* BEGIN RECORDED DATA *

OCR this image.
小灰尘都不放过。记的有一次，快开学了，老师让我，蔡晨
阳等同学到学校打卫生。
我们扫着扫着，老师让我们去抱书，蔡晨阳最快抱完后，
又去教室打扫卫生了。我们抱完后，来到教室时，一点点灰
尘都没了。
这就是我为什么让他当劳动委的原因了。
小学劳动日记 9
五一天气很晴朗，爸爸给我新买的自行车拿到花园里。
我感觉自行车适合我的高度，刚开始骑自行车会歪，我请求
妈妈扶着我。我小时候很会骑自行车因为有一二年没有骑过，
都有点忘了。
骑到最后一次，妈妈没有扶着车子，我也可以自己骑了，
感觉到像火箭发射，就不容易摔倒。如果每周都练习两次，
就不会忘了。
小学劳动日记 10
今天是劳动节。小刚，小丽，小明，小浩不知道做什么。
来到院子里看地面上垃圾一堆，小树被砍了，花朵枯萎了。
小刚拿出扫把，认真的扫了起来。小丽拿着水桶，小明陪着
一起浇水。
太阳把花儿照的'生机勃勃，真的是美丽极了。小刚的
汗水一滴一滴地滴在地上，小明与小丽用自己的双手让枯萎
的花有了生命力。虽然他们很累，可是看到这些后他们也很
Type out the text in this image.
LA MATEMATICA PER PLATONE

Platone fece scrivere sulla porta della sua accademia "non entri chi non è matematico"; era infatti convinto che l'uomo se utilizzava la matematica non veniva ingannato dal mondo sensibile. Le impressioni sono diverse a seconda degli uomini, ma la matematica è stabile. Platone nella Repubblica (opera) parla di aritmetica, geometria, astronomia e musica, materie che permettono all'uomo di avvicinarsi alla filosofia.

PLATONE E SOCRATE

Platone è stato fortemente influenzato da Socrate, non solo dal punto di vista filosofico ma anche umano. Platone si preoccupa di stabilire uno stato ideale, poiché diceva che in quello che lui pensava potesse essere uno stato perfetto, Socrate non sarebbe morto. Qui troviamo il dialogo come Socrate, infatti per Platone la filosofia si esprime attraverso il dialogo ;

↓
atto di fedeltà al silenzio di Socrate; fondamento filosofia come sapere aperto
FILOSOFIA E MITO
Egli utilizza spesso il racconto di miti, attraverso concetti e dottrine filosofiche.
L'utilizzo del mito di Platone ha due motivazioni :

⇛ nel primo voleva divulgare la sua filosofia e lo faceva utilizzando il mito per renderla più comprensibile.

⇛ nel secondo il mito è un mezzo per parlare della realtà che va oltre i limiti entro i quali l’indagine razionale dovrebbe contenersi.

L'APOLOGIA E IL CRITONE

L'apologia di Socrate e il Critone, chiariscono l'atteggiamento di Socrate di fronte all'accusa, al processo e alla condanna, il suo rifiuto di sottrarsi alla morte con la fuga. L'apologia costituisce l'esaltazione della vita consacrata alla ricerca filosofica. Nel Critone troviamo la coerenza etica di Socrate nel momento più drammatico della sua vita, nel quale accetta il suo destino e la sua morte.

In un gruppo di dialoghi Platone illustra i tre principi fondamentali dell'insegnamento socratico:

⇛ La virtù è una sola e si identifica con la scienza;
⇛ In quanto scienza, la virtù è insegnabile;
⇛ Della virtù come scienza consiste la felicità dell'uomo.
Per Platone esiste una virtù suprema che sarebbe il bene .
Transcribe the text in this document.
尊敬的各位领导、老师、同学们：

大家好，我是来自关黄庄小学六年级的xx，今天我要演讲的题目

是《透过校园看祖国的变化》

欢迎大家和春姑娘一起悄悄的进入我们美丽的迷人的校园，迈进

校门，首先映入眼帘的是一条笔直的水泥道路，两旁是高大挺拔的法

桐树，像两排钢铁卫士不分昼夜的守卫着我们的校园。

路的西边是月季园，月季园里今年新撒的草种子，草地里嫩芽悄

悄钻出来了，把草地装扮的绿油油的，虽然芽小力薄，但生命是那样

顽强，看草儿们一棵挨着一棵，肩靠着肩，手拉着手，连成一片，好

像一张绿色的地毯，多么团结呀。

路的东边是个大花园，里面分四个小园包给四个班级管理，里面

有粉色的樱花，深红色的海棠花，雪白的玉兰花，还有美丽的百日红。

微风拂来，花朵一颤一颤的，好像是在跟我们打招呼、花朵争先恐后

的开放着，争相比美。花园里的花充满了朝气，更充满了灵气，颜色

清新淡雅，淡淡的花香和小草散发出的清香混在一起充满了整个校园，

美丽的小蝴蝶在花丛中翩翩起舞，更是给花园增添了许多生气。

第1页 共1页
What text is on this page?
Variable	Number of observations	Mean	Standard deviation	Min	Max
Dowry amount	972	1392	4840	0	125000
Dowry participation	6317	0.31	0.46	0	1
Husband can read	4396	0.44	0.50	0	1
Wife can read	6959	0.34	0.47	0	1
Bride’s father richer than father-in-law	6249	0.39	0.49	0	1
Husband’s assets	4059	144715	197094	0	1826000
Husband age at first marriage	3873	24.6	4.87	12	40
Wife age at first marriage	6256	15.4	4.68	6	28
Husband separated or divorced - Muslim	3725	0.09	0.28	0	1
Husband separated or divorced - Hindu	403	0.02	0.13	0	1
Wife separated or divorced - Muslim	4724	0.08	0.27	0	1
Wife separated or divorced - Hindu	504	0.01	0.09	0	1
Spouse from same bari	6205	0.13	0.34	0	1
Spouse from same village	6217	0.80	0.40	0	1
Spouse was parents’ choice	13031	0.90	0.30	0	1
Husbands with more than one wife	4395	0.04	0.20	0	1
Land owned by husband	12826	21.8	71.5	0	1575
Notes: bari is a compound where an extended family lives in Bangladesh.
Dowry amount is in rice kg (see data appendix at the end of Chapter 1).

* END RECORDED DATA *

(CHALLENGE)
All lines in the data that contain the word "same" should be copied.

(CORRECT ANSWER)
Spouse from same bari	6205	0.13	0.34	0	1
Spouse from same village	6217	0.80	0.40	0	1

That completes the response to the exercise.